=== Selection ===

Chuck - As a matter of fact, it is powder coated. Your right about the rust getting underneath it. I'll attatch a pic below that shows a bubble of paint ready to pop...the rest of the plow is doing this too. It cracks off in big pieces.

One other question. When I sandblast this, should I just use play sand from home depot or use some type of abrasive (they had containers of this at tractor supply, also 10gal sand blaster for about $100--is this a decent price?).

Thanks again
Ryan

Here's the pic of the bubble that is ready to crack:


----------



## cat320 (Aug 25, 2000)

The stuff you want to get is called black beauty any place that rents or sells the sandblaster should have it .They do have different grains and the nozzel that is at the end of the gun.
Some things that will help with sand blasting.
1.Have a really good supply of air.
2.A good blaster .
3.The right nozzel and grain size or plastic beed.
4. And a good suit the will cover your whole body and head.


----------



## speedracer241 (Oct 13, 2001)

I hit mine with a DA sander with 80 grit this year.
I used a self etching primer, sealer and Sikkens brand Autocryl. It has held up well, very few chips and scratches. I used a base clear system last year and it didn't hold up as wall as this year.

Hell get it sandblasted and bring it on over, Ill paint it for ya. 
Mark K


----------



## Bossplower (Feb 21, 2003)

*Cat 320*

Did the 4 coats of polly over the paint keep the snow from sticking?


----------



## Arc Burn (Oct 21, 2002)

I second the Black Beauty,comes in 100# bags and is MUCH cheaper than abrasives at TSC.I just picked up a dozen bags for a little under $7/ea.You need alot of air and at the very least a hood of some sort to cover your head and face.

One of my blasters is a cheepie from Harbor Freight,10 gallon about $80,seems to work best with "fine" BB sand,be carefull as there are different grades of sand and a nozzle for each.


----------



## John DiMartino (Jan 22, 2000)

I did my western a few yrs ago, it came out decent.But i spent an entire day blasting( i used a gas powered industrial compressor,since thei air needed is way more than most shop compressors can make. anyway i sprayed 5 hrs almost nonstop,and still could have spent another hr blasting more, iran out of sand/glass beads,and patience. Next time i am going to take the plwo to a place set up for it,and id pay 100-150 to have it blasted before id go thru that again. If you dont have a big industrial compressor,dont even thing about doing the entire plow yourself,you will blast for 2 minutes,stop for 3 qhilw it recharges,it will take forever this way.


----------



## CT18fireman (Nov 30, 2000)

You really need a big storage tank more than a powerful compressor. I have twin 60 gallon tanks. This means that the air supply is pretty steady. CFM is more important then pressure. I can blast for maybe 20 minutes and then take ten to recharge. Usually better this way as you need to add more blasting agent and take the mask off and rest. This fall we did four blades, blasted, primed and painted in one day.

===

* **Challenges**:
A - Locate each line of the records containing the string "یافته" and copy those lines.
B - Carry on the plow-refinishing thread from its final post.
The records have no connection to the plow-refinishing thread.

=== Record list ===

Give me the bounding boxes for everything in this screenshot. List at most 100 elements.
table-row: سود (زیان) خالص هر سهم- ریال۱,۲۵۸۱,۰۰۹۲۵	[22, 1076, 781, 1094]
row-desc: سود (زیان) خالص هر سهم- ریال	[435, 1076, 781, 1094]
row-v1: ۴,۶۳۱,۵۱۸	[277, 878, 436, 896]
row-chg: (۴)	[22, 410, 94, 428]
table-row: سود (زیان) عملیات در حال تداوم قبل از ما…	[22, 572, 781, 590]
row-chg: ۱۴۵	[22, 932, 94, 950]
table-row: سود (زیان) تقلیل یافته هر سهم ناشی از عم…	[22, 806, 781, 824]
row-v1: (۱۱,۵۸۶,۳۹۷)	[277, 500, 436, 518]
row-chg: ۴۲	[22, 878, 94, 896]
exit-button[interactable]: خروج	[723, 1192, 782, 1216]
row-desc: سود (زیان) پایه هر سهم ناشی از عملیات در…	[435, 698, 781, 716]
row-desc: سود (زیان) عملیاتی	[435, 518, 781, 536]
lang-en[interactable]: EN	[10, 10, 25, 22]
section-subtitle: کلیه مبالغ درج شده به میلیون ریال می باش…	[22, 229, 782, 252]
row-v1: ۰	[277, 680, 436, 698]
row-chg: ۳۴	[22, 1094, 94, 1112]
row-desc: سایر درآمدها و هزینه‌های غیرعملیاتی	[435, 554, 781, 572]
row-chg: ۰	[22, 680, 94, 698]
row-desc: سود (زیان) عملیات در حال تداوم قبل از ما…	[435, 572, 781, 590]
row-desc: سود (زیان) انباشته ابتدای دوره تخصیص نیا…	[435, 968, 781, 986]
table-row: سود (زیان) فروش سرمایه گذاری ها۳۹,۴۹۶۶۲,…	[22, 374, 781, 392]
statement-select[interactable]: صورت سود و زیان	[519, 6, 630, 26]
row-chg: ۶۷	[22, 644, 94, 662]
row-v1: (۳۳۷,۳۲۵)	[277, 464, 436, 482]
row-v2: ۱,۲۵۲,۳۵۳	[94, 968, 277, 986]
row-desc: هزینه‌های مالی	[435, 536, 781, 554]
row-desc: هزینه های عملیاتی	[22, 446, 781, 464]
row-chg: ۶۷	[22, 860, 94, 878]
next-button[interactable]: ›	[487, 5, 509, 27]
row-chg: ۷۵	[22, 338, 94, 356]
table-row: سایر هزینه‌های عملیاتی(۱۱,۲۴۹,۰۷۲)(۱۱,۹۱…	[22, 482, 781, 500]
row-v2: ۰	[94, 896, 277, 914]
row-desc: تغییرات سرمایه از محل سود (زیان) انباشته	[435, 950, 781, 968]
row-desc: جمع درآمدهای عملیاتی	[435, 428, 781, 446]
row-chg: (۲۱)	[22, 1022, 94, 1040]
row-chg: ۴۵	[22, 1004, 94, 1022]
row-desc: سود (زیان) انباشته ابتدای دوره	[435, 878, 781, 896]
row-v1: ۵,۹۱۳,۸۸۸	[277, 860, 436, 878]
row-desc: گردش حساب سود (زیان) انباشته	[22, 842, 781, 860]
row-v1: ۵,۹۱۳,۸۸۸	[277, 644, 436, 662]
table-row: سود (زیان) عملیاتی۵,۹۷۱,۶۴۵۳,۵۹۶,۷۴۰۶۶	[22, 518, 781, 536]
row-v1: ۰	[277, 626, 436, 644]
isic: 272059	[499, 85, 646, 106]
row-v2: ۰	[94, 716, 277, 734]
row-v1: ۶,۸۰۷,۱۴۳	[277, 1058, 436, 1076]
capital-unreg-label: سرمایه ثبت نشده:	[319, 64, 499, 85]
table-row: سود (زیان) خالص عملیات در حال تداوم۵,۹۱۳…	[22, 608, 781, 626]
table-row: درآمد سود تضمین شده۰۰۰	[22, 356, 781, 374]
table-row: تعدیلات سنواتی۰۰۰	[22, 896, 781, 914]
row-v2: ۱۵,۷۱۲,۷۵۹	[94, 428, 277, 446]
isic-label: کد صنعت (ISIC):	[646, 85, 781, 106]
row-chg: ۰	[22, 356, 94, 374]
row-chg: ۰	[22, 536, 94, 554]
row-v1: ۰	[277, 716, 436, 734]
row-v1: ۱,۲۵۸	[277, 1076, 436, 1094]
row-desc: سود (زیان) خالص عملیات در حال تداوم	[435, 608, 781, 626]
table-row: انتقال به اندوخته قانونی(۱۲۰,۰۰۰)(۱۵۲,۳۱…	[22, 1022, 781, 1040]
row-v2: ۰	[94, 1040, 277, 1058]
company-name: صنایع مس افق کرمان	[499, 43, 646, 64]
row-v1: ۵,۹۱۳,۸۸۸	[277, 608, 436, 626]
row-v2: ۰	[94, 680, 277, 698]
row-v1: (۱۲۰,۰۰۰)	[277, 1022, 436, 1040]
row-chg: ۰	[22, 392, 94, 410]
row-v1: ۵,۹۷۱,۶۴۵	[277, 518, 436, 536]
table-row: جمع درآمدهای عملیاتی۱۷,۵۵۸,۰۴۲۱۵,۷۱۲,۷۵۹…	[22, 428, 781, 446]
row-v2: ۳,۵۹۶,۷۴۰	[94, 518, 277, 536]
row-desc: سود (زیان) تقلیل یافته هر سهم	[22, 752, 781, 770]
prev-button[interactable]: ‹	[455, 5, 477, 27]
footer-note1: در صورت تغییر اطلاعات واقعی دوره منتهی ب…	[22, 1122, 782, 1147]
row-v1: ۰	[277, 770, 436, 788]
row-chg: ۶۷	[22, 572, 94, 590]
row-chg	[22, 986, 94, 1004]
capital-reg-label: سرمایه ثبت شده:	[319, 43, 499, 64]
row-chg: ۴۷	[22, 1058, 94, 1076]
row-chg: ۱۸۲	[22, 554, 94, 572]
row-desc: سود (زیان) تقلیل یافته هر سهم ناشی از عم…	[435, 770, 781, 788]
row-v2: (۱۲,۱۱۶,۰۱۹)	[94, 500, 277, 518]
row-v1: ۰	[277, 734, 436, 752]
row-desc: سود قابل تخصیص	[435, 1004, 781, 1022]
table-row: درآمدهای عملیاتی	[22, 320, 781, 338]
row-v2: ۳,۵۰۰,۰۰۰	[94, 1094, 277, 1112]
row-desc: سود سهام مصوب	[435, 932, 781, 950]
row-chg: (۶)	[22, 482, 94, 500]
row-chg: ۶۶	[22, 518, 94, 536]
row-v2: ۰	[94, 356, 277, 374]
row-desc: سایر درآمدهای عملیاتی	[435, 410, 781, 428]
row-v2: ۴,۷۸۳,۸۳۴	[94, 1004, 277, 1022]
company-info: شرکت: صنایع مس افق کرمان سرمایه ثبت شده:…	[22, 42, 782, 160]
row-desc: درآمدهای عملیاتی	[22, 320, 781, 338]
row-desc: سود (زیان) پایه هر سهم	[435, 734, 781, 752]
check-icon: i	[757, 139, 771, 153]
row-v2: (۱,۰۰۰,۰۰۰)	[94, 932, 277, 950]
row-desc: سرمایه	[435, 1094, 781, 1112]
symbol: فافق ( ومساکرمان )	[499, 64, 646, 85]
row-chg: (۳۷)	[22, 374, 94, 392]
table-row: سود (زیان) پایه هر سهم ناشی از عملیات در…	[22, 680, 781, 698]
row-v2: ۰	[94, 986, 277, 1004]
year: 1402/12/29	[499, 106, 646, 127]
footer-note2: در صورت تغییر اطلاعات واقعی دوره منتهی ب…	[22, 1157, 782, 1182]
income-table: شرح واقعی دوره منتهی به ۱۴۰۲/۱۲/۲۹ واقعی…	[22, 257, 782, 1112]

===

* **Results of the tasks**:
A -
table-row: سود (زیان) تقلیل یافته هر سهم ناشی از عم…	[22, 806, 781, 824]
row-desc: سود (زیان) تقلیل یافته هر سهم	[22, 752, 781, 770]
row-desc: سود (زیان) تقلیل یافته هر سهم ناشی از عم…	[435, 770, 781, 788]

B -
If you match the media to the nozzle your blasting will be much more efficient. The only way to get a really good paint job is to have a perfectly clean surface.


----------



## Roger Dodger (Nov 8, 2002)

I noticed that that POR-15 paint id UV sensitive and requires a top coat to protect it. Prolly not the best think for a blade that sits outside and with the snow reflecting UV rays all around like crazy! Does sound like a good paint for floorpans though! 

With the talk of sandblasting blades, what about using water pressure guns? I used one set to 2300psi and it blasted off the old [email protected] quick, fast, and easy. Sun dried it thoroughly and then followed up with a sander and a small amount of scraping. Applied two coats of metal epoxy primer and then two topcoats of Fisher paint. Didn't use no sprayer, just a 3" camel hair brush! Laughable huh? But, the finish is smoother than a newborn's behind and slick as a freshly waxed piano!


----------



## cat320 (Aug 25, 2000)

Bossplow the snow still sticks to it you would think it wouldn't with that paint but it does.And every year i try to repaint or top coat the blade.


----------



## BRL (Dec 21, 1999)

LOL It seems we either go all out or just slap some paint on there. I did a plow 3 seasons ago that looks fine now. Scraped the loose stuff, then used a grinder & then a wire wheel on the bad rust. Hit those spots with the Rustoleum Rusty Metal Primer, then covered with a couple of coats of canned spray paint (Rustoleum Proffesional High Performance Enamel). Glossy stuff that snow sticks to less than before, and less than other plows I've had. The only rust showing is from a couple of damaged locations (dings & scrapes). I spent around $70.00 for paint & about 8 hours over a few days. I'm happy with those results. Its a plow & I don't really care if it looks perfect, as long as it pushes snow efficiently, and is not rusting to the point that it's really ugly, or rusting away.


----------



## BRL (Dec 21, 1999)

"$25 to sandblast a whole plow? Not to bad indeed,it costs me over $25 just in sand to do them so I'd say thats a hell of a deal!"

I agree. I was quoted $150.00\plow for blasting when I checked on it. And it's worth it IMO. I used to do a lot of blasting for an electrical contractor and it's a PIA, especially to do a plow correctly with all of the nooks & crannies. 

John,
You learned the hard way that something was wrong with your set up LOL. Wrong nozzle or wrong sand, or wrong blaster? With a real compressor like you had it should have been around an hour or so, maybe 2 IMO. Oh well, live & learn for next time.

Like Rodger mentioned, I have painted plows with a hand brush combined with a roller for the bigger areas. Worked fine even though it didn't look as nice as sprayed on would have.


----------



## John DiMartino (Jan 22, 2000)

BRL, your right,I did learn the hard way.At least it came out good though. I dont know what was wrong with my setup,but it wasnt air supply.I would happily pay 150 for someone to blast an entire plow here.


----------



## OffRoadPlow (Dec 30, 2002)

Great threads, just depends on the result you want. Either way, go past the area that you can see rust on. More than likely, as it's been with most areas, the rust is up and under paint that looks OK right now. For $25, no question, have it done for that, as for the method of choice most will work but go past the area that "looks bad" as the rust is more than likely in areas you can not see.... JMO Good luck, I will be doing the same to 2 plows this spring..... Blasting them both.....


----------



## Pickering snow removal (Jan 8, 2003)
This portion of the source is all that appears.